» **TASK DESCRIPTION**
Below is a set of records; print all of them exactly as written.

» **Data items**
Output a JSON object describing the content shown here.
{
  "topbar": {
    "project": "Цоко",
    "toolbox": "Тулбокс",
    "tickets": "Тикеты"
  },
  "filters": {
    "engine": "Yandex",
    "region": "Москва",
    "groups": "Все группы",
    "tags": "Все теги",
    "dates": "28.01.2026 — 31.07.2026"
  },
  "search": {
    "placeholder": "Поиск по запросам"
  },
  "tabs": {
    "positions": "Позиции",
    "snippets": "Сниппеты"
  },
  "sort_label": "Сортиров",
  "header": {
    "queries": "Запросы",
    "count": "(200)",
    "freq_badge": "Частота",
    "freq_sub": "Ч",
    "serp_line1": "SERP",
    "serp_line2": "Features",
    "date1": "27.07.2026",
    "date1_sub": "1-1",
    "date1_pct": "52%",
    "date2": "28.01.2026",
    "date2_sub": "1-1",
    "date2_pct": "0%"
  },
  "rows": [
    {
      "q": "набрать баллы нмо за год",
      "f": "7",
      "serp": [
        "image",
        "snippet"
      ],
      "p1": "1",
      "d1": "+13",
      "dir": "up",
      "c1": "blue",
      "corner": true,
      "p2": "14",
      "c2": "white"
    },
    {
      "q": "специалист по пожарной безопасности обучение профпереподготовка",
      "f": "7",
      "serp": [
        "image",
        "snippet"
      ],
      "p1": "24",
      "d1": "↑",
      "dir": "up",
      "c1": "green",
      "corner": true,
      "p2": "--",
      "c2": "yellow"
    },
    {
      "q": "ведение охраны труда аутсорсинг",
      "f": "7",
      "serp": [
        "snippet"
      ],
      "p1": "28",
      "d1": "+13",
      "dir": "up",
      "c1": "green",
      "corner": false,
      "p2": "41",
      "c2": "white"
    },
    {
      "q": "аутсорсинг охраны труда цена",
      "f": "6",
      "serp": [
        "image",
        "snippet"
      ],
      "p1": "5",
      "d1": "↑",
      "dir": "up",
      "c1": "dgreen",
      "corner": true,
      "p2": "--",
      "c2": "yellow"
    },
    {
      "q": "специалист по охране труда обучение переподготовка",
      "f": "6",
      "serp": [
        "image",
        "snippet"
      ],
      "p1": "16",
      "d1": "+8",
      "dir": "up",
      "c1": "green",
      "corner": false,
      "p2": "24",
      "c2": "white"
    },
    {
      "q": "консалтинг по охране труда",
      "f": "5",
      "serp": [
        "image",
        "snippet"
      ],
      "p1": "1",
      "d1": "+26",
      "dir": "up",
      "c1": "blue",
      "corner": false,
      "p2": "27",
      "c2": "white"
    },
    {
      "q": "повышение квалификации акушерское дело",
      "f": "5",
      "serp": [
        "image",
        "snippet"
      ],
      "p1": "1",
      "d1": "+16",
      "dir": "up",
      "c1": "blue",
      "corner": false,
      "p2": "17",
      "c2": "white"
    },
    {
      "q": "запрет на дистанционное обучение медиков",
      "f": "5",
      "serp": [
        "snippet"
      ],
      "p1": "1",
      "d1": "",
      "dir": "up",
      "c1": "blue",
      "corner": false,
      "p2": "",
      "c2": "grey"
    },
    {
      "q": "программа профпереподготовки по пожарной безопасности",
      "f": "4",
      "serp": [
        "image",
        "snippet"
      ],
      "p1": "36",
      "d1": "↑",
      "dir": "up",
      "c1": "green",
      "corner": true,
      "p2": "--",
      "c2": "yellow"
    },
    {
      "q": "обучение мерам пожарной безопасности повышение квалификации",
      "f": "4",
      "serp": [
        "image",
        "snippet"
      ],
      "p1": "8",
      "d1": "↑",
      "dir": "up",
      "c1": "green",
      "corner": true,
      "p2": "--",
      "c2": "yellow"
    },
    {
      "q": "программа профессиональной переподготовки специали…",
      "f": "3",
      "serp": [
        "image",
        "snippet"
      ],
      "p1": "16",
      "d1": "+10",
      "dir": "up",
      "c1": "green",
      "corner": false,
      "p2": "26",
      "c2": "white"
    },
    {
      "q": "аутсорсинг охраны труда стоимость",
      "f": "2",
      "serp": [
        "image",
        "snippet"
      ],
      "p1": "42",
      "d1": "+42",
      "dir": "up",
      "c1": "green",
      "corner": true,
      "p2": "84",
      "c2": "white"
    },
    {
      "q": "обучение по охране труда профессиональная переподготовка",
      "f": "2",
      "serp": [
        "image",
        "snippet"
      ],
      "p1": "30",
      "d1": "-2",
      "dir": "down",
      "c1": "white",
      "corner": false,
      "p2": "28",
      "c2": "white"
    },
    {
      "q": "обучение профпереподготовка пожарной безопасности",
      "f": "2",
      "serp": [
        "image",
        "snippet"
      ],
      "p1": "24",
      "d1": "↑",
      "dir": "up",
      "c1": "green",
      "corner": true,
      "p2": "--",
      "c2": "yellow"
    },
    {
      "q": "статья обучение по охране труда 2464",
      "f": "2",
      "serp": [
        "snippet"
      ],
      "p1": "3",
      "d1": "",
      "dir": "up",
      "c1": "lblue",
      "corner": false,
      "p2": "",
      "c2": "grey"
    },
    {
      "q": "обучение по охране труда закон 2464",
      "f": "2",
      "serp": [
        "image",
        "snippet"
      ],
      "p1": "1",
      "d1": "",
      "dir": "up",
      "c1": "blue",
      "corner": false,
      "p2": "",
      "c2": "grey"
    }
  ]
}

» **ANSWER TO THE EXERCISE**
Output a JSON object describing the content shown here.
{
  "topbar": {
    "project": "Цоко",
    "toolbox": "Тулбокс",
    "tickets": "Тикеты"
  },
  "filters": {
    "engine": "Yandex",
    "region": "Москва",
    "groups": "Все группы",
    "tags": "Все теги",
    "dates": "28.01.2026 — 31.07.2026"
  },
  "search": {
    "placeholder": "Поиск по запросам"
  },
  "tabs": {
    "positions": "Позиции",
    "snippets": "Сниппеты"
  },
  "sort_label": "Сортиров",
  "header": {
    "queries": "Запросы",
    "count": "(200)",
    "freq_badge": "Частота",
    "freq_sub": "Ч",
    "serp_line1": "SERP",
    "serp_line2": "Features",
    "date1": "27.07.2026",
    "date1_sub": "1-1",
    "date1_pct": "52%",
    "date2": "28.01.2026",
    "date2_sub": "1-1",
    "date2_pct": "0%"
  },
  "rows": [
    {
      "q": "набрать баллы нмо за год",
      "f": "7",
      "serp": [
        "image",
        "snippet"
      ],
      "p1": "1",
      "d1": "+13",
      "dir": "up",
      "c1": "blue",
      "corner": true,
      "p2": "14",
      "c2": "white"
    },
    {
      "q": "специалист по пожарной безопасности обучение профпереподготовка",
      "f": "7",
      "serp": [
        "image",
        "snippet"
      ],
      "p1": "24",
      "d1": "↑",
      "dir": "up",
      "c1": "green",
      "corner": true,
      "p2": "--",
      "c2": "yellow"
    },
    {
      "q": "ведение охраны труда аутсорсинг",
      "f": "7",
      "serp": [
        "snippet"
      ],
      "p1": "28",
      "d1": "+13",
      "dir": "up",
      "c1": "green",
      "corner": false,
      "p2": "41",
      "c2": "white"
    },
    {
      "q": "аутсорсинг охраны труда цена",
      "f": "6",
      "serp": [
        "image",
        "snippet"
      ],
      "p1": "5",
      "d1": "↑",
      "dir": "up",
      "c1": "dgreen",
      "corner": true,
      "p2": "--",
      "c2": "yellow"
    },
    {
      "q": "специалист по охране труда обучение переподготовка",
      "f": "6",
      "serp": [
        "image",
        "snippet"
      ],
      "p1": "16",
      "d1": "+8",
      "dir": "up",
      "c1": "green",
      "corner": false,
      "p2": "24",
      "c2": "white"
    },
    {
      "q": "консалтинг по охране труда",
      "f": "5",
      "serp": [
        "image",
        "snippet"
      ],
      "p1": "1",
      "d1": "+26",
      "dir": "up",
      "c1": "blue",
      "corner": false,
      "p2": "27",
      "c2": "white"
    },
    {
      "q": "повышение квалификации акушерское дело",
      "f": "5",
      "serp": [
        "image",
        "snippet"
      ],
      "p1": "1",
      "d1": "+16",
      "dir": "up",
      "c1": "blue",
      "corner": false,
      "p2": "17",
      "c2": "white"
    },
    {
      "q": "запрет на дистанционное обучение медиков",
      "f": "5",
      "serp": [
        "snippet"
      ],
      "p1": "1",
      "d1": "",
      "dir": "up",
      "c1": "blue",
      "corner": false,
      "p2": "",
      "c2": "grey"
    },
    {
      "q": "программа профпереподготовки по пожарной безопасности",
      "f": "4",
      "serp": [
        "image",
        "snippet"
      ],
      "p1": "36",
      "d1": "↑",
      "dir": "up",
      "c1": "green",
      "corner": true,
      "p2": "--",
      "c2": "yellow"
    },
    {
      "q": "обучение мерам пожарной безопасности повышение квалификации",
      "f": "4",
      "serp": [
        "image",
        "snippet"
      ],
      "p1": "8",
      "d1": "↑",
      "dir": "up",
      "c1": "green",
      "corner": true,
      "p2": "--",
      "c2": "yellow"
    },
    {
      "q": "программа профессиональной переподготовки специали…",
      "f": "3",
      "serp": [
        "image",
        "snippet"
      ],
      "p1": "16",
      "d1": "+10",
      "dir": "up",
      "c1": "green",
      "corner": false,
      "p2": "26",
      "c2": "white"
    },
    {
      "q": "аутсорсинг охраны труда стоимость",
      "f": "2",
      "serp": [
        "image",
        "snippet"
      ],
      "p1": "42",
      "d1": "+42",
      "dir": "up",
      "c1": "green",
      "corner": true,
      "p2": "84",
      "c2": "white"
    },
    {
      "q": "обучение по охране труда профессиональная переподготовка",
      "f": "2",
      "serp": [
        "image",
        "snippet"
      ],
      "p1": "30",
      "d1": "-2",
      "dir": "down",
      "c1": "white",
      "corner": false,
      "p2": "28",
      "c2": "white"
    },
    {
      "q": "обучение профпереподготовка пожарной безопасности",
      "f": "2",
      "serp": [
        "image",
        "snippet"
      ],
      "p1": "24",
      "d1": "↑",
      "dir": "up",
      "c1": "green",
      "corner": true,
      "p2": "--",
      "c2": "yellow"
    },
    {
      "q": "статья обучение по охране труда 2464",
      "f": "2",
      "serp": [
        "snippet"
      ],
      "p1": "3",
      "d1": "",
      "dir": "up",
      "c1": "lblue",
      "corner": false,
      "p2": "",
      "c2": "grey"
    },
    {
      "q": "обучение по охране труда закон 2464",
      "f": "2",
      "serp": [
        "image",
        "snippet"
      ],
      "p1": "1",
      "d1": "",
      "dir": "up",
      "c1": "blue",
      "corner": false,
      "p2": "",
      "c2": "grey"
    }
  ]
}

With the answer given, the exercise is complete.